## SET PROBLEM:
Output only the count of lines that contain "save".

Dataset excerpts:

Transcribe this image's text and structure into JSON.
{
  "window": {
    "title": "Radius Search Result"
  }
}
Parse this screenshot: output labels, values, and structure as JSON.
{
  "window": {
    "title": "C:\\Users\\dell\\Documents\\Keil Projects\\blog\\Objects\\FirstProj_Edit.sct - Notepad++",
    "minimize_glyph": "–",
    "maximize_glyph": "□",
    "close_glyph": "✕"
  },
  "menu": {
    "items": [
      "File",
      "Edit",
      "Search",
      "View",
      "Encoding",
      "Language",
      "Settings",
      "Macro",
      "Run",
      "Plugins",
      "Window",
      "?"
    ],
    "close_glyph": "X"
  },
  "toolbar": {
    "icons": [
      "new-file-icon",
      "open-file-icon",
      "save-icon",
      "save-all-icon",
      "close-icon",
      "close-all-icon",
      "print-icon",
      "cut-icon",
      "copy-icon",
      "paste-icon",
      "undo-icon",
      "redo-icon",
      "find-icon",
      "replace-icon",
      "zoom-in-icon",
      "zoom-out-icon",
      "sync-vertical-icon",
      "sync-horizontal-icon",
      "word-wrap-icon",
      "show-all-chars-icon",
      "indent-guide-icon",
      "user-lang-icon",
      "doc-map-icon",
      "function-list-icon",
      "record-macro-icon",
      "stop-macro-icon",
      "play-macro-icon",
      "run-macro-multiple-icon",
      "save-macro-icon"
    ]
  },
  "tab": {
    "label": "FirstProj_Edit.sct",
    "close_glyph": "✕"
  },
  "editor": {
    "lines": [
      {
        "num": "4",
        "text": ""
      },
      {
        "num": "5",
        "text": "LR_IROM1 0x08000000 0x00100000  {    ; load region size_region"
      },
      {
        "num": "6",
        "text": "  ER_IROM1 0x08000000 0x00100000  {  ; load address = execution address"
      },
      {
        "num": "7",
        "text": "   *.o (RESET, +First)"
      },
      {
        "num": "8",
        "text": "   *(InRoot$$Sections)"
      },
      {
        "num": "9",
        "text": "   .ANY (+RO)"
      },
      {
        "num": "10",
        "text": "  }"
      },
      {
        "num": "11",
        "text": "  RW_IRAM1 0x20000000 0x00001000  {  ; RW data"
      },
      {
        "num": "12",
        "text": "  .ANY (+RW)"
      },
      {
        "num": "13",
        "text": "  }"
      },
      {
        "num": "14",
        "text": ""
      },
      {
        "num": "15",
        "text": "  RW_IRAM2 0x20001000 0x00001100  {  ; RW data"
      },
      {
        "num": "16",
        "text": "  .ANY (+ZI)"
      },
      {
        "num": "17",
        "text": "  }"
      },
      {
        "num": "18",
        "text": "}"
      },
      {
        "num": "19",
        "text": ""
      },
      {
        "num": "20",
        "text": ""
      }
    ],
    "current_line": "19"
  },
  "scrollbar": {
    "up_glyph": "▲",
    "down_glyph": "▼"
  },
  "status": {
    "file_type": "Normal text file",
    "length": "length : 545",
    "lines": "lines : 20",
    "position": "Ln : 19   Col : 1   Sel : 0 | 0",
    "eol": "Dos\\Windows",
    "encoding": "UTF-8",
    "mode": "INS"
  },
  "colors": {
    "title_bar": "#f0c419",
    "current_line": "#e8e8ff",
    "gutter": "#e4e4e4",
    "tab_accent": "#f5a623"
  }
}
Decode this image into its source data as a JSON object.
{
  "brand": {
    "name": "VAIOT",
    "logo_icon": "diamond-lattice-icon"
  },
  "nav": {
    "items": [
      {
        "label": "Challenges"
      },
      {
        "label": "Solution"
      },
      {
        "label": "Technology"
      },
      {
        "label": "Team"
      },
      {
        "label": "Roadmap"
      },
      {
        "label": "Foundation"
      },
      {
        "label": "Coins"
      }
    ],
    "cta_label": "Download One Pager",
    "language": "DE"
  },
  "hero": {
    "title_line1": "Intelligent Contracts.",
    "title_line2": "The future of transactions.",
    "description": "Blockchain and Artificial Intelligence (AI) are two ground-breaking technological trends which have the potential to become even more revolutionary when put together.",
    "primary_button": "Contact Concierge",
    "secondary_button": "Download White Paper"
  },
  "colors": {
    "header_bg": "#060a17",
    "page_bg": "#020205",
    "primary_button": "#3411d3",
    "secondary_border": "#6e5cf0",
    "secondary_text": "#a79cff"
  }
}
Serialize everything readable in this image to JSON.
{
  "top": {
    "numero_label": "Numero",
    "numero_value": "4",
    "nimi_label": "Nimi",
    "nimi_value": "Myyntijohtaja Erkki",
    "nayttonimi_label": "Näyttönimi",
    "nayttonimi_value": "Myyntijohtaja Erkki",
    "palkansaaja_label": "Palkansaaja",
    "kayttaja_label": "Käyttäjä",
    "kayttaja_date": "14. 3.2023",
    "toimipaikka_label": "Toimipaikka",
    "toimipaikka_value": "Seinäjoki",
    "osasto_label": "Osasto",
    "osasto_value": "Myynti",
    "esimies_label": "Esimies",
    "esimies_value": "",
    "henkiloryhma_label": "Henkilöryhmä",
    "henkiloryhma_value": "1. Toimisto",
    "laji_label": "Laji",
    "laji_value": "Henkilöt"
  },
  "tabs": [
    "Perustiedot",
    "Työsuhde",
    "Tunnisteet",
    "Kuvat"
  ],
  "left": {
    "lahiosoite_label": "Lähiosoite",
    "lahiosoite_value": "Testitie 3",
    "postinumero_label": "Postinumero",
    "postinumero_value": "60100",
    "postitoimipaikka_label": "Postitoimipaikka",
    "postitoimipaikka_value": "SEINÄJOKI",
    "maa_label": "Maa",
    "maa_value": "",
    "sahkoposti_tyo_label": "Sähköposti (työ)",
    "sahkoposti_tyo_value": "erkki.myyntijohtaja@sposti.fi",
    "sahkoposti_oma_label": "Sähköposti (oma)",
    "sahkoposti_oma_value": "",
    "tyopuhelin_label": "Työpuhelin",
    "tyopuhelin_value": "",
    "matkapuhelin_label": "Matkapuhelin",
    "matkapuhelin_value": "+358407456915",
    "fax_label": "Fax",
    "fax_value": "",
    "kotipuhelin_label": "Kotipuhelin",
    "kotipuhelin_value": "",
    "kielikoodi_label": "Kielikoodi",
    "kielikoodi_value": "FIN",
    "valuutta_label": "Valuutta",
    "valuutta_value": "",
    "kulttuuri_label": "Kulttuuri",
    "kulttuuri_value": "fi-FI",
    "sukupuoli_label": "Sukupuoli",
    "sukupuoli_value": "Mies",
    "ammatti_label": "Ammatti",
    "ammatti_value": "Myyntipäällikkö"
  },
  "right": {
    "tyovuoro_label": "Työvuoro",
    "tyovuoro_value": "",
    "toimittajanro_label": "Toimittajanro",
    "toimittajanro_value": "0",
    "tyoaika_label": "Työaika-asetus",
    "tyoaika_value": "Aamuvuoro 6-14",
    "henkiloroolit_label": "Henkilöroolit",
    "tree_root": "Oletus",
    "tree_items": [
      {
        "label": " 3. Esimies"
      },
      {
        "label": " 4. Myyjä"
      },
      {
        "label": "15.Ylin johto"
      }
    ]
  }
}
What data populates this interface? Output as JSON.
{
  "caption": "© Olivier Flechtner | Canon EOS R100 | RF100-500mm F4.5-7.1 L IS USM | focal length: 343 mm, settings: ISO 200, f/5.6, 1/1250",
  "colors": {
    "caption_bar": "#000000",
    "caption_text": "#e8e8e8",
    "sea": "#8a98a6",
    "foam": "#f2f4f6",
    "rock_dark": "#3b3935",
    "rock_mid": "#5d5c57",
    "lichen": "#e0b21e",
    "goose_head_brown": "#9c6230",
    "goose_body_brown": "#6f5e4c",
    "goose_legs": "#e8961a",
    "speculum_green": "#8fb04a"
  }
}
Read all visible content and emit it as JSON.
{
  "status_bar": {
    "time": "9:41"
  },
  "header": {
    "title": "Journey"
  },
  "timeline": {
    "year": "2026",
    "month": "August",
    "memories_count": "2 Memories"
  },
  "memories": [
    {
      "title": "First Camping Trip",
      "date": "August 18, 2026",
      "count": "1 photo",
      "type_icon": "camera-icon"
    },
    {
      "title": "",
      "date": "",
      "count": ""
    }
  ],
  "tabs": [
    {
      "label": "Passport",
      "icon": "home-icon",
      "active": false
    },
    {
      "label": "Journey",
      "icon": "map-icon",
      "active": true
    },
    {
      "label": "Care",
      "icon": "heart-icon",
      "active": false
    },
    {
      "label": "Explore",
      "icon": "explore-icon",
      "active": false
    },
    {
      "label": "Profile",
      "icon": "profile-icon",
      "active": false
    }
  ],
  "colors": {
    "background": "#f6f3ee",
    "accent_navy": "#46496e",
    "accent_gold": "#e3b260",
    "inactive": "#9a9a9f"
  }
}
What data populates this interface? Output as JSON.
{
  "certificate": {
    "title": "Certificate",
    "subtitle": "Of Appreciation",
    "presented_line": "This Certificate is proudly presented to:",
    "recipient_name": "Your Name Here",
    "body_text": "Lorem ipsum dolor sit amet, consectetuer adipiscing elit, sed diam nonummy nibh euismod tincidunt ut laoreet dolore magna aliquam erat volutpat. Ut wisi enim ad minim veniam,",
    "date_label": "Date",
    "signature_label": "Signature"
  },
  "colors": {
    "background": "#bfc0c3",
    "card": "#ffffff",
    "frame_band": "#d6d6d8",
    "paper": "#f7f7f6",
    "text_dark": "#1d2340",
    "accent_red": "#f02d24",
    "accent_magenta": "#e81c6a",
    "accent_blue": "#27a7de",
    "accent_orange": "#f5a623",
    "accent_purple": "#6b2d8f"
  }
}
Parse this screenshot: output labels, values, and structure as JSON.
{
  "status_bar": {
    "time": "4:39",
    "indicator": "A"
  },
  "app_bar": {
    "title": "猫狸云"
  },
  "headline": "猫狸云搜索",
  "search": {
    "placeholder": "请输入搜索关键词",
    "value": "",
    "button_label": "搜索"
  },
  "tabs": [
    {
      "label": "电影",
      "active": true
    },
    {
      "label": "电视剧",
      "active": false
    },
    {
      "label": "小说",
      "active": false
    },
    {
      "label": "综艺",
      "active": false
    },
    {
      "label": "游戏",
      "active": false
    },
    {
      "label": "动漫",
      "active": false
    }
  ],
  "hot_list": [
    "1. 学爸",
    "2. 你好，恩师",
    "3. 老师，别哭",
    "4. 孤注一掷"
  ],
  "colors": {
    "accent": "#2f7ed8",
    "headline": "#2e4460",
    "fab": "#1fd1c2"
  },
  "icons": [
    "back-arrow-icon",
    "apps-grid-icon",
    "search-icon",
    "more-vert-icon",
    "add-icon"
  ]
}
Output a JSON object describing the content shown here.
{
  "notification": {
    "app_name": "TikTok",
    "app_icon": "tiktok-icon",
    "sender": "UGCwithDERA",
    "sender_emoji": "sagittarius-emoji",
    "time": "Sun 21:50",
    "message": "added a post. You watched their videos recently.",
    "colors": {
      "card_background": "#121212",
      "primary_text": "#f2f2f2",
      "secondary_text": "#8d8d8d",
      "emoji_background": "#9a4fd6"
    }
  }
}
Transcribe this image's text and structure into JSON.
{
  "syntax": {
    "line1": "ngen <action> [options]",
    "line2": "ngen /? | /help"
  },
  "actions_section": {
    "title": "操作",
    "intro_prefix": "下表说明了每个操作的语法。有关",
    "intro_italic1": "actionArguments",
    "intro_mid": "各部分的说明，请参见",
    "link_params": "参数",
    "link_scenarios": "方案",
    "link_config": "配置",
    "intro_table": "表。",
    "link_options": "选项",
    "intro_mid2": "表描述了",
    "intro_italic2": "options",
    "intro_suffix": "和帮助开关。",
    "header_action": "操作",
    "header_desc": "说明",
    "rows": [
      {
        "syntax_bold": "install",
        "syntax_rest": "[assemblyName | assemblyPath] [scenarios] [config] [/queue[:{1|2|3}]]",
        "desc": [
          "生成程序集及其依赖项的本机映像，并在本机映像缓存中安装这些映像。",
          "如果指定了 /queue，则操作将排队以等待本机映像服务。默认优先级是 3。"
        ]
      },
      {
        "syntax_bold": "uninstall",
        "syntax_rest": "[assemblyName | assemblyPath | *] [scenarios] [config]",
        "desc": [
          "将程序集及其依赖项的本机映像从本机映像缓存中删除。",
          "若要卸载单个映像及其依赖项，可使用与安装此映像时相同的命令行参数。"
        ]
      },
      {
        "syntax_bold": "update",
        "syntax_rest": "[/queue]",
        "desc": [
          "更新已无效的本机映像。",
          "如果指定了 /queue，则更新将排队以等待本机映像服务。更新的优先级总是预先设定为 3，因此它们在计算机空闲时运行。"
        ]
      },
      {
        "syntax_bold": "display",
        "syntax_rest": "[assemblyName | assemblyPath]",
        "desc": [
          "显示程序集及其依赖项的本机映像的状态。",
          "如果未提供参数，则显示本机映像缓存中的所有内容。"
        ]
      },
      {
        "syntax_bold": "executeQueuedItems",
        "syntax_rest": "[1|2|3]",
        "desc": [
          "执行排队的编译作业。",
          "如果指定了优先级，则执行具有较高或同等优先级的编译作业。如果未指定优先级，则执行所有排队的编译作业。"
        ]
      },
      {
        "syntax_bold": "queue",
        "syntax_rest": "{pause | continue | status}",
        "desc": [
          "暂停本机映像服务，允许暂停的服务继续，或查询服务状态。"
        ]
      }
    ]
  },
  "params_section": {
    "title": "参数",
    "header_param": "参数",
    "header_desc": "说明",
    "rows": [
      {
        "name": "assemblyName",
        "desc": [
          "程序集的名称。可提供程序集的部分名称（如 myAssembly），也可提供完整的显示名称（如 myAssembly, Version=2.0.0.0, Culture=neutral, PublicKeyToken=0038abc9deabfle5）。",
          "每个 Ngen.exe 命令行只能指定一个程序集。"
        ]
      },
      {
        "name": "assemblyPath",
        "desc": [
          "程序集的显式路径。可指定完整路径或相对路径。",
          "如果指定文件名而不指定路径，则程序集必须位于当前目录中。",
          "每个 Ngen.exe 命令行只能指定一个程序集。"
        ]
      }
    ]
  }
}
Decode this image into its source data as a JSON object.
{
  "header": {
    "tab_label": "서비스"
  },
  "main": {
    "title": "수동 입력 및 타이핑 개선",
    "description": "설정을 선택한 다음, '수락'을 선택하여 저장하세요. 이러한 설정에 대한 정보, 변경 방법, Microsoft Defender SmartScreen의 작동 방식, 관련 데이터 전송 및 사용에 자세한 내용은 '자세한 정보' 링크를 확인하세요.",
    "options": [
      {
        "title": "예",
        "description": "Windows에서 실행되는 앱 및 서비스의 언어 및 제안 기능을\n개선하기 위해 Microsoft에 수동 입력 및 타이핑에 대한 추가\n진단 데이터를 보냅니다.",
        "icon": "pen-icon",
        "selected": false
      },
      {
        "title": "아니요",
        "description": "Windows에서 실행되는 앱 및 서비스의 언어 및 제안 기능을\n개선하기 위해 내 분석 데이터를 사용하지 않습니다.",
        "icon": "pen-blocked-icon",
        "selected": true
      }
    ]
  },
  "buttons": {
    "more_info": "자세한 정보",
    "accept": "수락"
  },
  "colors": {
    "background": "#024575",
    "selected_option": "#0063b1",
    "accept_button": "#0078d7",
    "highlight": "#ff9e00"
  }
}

## IN RESPONSE:
3